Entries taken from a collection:

──────────

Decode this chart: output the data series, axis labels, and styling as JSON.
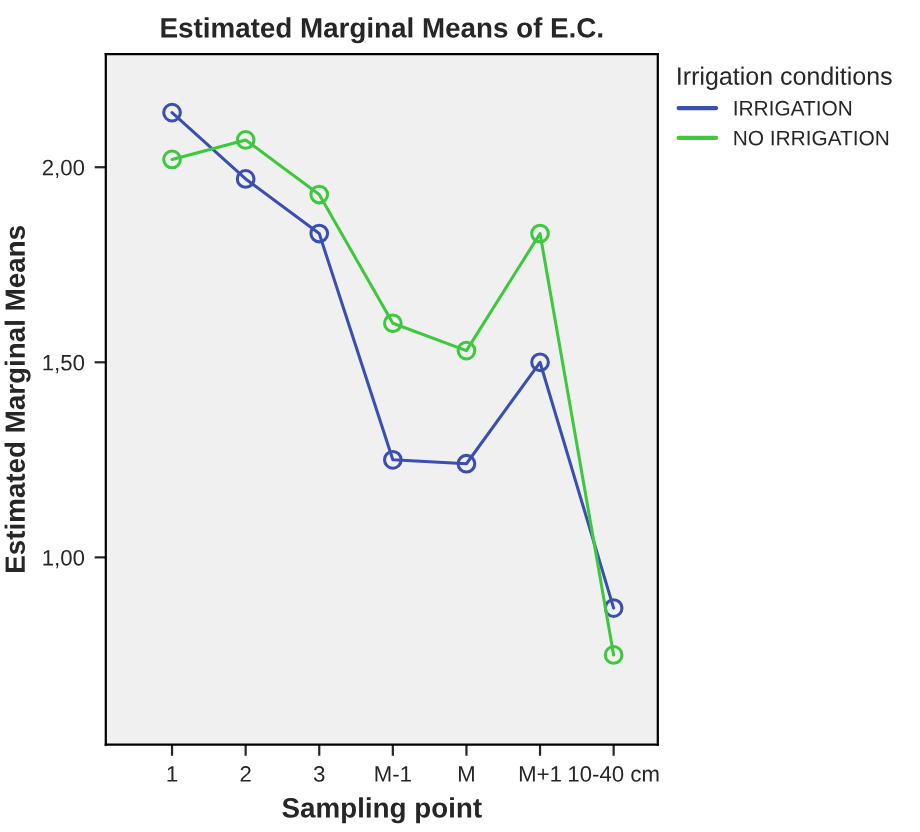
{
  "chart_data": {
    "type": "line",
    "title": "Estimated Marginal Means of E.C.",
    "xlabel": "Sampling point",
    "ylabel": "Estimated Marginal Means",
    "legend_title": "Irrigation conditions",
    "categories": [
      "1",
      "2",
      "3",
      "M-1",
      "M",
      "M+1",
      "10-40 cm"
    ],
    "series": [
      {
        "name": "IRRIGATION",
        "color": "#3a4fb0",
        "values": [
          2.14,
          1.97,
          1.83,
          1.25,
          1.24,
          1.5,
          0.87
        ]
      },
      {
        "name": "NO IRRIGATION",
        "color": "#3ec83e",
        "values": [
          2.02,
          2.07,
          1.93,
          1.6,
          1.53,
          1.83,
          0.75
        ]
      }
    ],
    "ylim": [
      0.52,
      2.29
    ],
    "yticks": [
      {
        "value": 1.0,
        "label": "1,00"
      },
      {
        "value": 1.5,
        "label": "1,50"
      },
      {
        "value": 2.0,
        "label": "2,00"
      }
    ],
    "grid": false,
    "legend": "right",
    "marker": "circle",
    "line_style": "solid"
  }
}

──────────

## [PROBLEM TO SOLVE]
Only lines with the word "Estimated" are wanted, so copy each one from the records.

## [ANSWER FOR THE TASK]
    "title": "Estimated Marginal Means of E.C.",
    "ylabel": "Estimated Marginal Means",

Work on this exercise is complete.